◆ SHORT EXERCISE
Scan the lines below; pull out those with "Predicted".

◆ INFORMATION SHOWN
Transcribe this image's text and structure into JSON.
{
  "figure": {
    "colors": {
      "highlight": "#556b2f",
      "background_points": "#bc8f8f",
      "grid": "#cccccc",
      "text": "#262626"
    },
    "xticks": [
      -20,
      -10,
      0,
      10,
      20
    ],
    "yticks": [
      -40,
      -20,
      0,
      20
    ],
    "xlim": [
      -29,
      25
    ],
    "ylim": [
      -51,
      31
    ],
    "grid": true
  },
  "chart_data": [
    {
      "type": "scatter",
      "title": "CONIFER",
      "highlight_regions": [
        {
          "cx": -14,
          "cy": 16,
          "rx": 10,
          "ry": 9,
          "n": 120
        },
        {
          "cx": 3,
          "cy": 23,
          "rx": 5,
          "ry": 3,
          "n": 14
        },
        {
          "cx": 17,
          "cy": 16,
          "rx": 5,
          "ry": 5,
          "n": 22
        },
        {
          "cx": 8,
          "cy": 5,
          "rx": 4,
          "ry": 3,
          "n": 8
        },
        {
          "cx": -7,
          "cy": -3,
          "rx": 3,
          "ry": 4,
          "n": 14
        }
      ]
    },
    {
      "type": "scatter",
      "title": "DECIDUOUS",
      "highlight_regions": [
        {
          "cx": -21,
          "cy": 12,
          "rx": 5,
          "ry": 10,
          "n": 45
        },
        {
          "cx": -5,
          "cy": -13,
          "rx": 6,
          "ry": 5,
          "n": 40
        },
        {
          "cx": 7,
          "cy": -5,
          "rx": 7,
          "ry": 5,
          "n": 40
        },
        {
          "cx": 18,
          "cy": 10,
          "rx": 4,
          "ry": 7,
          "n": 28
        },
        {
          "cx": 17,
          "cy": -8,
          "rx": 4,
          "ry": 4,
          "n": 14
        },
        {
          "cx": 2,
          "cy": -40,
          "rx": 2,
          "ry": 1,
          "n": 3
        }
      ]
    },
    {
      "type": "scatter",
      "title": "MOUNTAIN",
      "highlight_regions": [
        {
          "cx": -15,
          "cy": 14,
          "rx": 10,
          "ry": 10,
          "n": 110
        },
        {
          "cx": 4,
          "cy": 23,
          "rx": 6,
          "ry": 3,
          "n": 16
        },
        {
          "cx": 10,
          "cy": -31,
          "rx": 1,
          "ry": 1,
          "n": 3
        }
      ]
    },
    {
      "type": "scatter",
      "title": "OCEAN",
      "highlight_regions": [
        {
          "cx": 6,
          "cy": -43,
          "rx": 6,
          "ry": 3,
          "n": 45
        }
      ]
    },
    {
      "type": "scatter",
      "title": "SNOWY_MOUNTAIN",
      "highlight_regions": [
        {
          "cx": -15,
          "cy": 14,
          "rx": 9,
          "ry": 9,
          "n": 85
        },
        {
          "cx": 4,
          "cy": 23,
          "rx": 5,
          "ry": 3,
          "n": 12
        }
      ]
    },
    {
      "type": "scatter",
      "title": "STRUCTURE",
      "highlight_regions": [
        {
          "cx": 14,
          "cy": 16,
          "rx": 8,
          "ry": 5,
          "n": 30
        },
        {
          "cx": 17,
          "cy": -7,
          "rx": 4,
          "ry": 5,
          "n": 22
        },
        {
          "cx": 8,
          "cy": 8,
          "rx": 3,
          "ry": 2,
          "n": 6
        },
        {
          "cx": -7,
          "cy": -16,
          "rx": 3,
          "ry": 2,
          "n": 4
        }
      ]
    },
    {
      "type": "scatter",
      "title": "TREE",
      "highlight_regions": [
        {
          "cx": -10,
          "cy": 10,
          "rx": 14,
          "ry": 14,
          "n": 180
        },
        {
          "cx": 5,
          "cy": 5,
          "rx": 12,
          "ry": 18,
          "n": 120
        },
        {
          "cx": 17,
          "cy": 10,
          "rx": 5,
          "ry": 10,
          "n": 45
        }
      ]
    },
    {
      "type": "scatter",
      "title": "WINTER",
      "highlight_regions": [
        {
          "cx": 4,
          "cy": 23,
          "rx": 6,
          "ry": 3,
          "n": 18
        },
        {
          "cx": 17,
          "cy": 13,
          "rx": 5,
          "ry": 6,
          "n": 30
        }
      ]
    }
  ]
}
...
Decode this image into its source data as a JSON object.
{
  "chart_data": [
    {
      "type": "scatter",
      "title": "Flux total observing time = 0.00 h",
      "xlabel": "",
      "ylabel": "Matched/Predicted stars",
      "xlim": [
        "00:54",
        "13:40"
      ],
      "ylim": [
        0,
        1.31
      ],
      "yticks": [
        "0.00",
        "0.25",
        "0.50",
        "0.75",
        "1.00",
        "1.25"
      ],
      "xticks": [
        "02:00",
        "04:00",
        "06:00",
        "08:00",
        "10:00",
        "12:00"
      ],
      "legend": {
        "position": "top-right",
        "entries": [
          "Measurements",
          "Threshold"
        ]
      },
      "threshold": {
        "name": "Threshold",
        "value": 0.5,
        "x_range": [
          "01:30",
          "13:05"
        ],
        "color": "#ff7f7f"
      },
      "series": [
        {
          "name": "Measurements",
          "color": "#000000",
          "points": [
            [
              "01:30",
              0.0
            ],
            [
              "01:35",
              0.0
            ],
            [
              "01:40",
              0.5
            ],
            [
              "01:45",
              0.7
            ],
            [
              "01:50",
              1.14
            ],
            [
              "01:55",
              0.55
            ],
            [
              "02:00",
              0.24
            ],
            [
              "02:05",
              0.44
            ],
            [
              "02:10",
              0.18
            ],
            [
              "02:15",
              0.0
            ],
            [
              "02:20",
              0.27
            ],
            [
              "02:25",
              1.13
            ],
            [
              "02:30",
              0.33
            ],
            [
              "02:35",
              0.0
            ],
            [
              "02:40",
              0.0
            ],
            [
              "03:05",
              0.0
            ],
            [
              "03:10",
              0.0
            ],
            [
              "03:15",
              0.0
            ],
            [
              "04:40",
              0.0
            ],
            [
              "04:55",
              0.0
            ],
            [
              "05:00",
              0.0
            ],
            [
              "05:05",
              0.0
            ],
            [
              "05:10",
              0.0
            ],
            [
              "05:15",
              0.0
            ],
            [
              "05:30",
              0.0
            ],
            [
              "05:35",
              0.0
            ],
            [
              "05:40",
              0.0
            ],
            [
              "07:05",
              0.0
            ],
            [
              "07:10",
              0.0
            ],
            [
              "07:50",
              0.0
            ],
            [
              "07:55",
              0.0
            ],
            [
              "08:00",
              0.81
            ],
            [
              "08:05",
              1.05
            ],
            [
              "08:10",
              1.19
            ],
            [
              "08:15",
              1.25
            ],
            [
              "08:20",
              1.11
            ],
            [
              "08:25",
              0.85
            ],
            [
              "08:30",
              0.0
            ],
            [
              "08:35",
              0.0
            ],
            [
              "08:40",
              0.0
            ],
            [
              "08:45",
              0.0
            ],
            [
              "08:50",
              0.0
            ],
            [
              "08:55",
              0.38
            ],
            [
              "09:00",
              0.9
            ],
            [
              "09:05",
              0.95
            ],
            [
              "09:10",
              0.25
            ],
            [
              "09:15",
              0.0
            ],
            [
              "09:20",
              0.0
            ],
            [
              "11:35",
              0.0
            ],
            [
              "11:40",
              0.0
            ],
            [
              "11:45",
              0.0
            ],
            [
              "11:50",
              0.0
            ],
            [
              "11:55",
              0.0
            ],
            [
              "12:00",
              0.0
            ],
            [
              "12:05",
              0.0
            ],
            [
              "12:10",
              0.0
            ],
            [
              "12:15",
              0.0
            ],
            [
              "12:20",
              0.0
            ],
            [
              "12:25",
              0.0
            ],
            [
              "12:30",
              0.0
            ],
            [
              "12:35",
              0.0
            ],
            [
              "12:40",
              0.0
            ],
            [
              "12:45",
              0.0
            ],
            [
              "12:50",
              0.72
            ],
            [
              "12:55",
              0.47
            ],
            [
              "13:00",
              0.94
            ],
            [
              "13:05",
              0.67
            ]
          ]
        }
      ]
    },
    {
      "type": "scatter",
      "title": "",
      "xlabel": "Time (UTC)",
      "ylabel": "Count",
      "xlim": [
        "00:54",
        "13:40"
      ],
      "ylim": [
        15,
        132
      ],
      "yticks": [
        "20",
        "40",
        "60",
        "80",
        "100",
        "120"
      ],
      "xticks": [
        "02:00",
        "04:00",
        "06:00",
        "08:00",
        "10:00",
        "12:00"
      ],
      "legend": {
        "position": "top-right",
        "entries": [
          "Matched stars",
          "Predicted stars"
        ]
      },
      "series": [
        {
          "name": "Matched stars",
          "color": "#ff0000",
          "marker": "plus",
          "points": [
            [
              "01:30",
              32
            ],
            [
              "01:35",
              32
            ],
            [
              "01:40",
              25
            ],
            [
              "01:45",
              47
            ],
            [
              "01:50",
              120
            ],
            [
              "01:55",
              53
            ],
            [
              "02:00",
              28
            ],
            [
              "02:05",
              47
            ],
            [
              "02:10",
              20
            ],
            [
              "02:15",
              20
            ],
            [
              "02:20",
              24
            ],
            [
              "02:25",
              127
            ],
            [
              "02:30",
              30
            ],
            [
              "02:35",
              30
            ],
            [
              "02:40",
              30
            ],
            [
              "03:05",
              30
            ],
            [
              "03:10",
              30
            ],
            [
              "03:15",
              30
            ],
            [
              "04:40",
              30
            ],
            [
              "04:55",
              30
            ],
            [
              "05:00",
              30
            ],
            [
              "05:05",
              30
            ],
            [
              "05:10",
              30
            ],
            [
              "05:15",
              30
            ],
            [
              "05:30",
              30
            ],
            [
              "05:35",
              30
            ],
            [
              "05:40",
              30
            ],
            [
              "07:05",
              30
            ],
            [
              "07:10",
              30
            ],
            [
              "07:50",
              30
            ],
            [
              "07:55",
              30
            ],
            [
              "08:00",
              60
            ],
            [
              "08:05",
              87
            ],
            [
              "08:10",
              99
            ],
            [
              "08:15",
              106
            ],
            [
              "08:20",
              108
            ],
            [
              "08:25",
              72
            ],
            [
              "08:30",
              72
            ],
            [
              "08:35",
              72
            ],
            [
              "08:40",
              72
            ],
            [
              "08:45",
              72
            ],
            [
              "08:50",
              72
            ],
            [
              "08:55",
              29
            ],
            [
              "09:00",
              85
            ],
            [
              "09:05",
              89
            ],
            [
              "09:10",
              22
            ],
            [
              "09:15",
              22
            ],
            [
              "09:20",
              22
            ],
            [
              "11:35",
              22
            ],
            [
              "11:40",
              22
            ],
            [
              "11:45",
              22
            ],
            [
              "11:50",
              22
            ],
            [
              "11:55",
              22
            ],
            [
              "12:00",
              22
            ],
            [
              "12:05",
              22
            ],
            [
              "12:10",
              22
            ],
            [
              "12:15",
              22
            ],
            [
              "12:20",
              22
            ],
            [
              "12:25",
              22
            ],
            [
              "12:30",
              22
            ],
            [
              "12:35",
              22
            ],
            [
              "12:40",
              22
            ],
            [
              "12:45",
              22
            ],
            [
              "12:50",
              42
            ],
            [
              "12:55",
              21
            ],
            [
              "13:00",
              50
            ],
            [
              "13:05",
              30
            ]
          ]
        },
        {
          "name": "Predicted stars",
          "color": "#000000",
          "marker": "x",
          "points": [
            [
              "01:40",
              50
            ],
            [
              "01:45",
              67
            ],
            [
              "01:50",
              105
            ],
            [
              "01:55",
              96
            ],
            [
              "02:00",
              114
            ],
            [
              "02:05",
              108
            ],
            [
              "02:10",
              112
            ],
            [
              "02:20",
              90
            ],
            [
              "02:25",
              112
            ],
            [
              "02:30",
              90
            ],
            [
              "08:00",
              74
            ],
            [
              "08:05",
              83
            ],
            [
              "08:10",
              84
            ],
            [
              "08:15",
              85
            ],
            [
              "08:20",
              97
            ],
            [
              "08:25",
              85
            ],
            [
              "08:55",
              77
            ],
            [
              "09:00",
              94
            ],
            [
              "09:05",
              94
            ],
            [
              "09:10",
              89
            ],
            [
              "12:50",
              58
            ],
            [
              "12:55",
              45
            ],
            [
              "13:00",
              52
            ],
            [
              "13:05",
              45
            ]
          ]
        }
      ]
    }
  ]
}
* * *
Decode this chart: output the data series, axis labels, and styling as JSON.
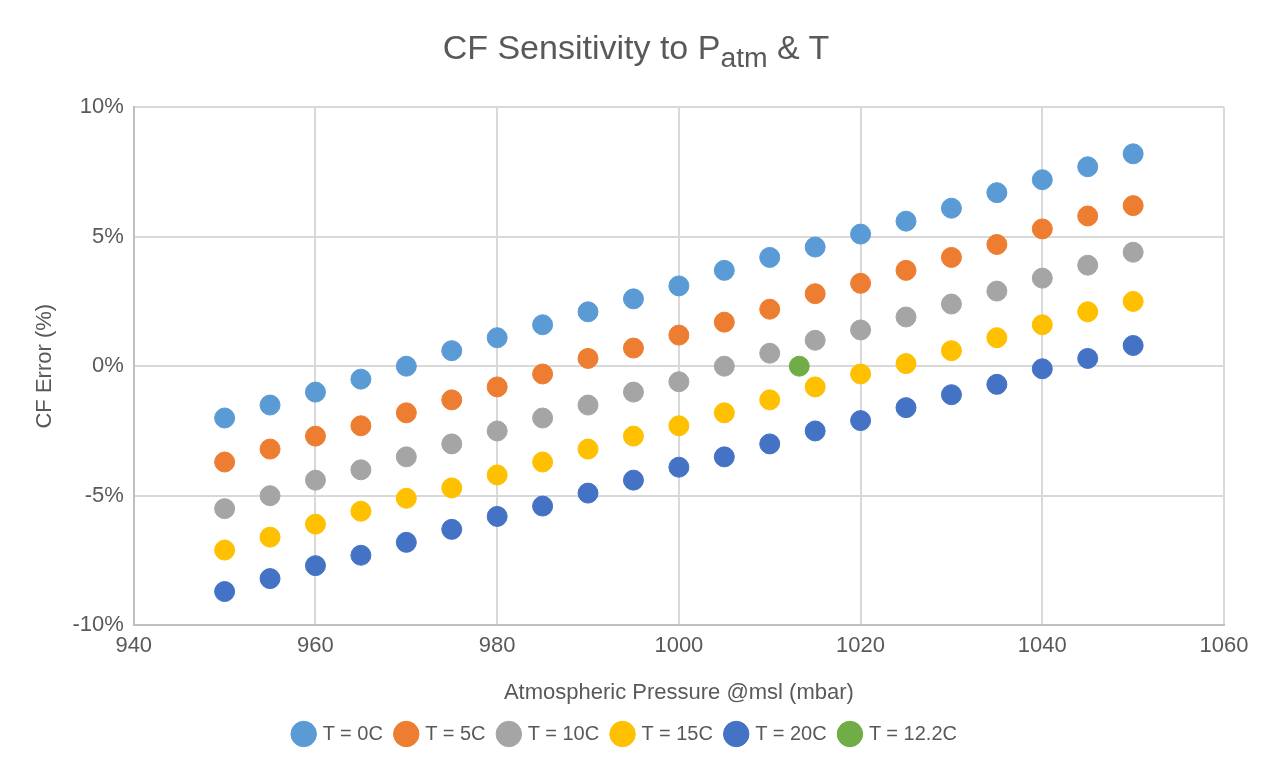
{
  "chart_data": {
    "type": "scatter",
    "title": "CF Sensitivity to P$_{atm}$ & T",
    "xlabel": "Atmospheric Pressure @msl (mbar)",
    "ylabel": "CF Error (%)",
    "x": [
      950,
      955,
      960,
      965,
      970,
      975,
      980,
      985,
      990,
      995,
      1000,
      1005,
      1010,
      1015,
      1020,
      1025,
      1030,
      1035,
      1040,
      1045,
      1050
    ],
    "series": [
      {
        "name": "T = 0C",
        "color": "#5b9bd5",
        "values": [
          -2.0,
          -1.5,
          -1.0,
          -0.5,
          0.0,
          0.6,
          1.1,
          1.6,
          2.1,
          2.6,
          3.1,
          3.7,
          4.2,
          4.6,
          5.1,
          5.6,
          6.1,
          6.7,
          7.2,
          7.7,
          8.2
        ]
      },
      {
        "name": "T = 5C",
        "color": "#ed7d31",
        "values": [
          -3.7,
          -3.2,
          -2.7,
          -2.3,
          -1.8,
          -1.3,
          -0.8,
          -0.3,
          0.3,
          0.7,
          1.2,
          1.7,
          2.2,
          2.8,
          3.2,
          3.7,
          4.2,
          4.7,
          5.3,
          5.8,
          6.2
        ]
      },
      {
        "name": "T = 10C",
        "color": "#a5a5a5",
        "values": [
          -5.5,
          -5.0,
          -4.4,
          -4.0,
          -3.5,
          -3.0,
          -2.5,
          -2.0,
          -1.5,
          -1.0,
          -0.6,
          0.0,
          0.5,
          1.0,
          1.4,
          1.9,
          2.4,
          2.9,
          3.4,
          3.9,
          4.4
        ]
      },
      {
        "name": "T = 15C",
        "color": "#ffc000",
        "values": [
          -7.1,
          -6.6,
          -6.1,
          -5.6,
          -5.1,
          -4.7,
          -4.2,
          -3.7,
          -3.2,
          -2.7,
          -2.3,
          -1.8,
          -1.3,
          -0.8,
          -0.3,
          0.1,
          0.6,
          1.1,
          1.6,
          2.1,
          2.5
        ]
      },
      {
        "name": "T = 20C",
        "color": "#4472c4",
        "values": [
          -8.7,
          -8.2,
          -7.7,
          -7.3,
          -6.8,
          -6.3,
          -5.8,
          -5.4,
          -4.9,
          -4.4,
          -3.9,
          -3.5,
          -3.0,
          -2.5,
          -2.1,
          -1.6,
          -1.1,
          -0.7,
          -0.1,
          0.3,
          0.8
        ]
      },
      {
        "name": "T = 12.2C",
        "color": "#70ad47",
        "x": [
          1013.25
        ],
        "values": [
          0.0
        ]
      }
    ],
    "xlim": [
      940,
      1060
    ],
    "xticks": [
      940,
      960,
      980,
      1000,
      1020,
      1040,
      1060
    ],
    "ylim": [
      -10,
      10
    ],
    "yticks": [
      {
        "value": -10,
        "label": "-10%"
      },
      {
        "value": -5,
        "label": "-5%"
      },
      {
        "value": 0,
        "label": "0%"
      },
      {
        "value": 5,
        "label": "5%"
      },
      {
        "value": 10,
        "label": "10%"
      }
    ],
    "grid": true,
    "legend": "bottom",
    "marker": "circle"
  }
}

◆ CORRECT RESPONSE
      "ylabel": "Matched/Predicted stars",
          "Predicted stars"
          "name": "Predicted stars",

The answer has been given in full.